### Exercise
Write the number of lines holding the word "Group", and nothing else.

### Records for this task
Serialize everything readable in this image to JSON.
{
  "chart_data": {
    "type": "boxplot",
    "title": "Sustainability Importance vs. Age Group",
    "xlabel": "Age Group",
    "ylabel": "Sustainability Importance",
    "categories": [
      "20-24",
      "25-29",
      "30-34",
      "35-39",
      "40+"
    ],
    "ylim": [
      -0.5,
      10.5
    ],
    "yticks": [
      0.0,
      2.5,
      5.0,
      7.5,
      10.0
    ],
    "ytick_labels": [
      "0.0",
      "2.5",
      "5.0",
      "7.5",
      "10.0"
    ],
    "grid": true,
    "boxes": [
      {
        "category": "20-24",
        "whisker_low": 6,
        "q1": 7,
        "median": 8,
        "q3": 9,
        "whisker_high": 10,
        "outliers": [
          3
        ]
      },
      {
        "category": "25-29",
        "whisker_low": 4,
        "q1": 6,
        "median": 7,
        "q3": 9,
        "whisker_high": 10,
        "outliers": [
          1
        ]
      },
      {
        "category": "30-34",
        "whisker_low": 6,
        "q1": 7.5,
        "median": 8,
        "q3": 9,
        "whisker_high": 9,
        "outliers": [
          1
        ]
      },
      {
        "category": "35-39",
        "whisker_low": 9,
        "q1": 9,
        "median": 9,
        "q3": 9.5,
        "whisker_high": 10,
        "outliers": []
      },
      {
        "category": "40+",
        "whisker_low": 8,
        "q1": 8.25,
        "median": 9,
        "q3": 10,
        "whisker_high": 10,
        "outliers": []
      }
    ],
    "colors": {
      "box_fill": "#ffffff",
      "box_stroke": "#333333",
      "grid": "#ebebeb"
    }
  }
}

### Answer to this exercise
2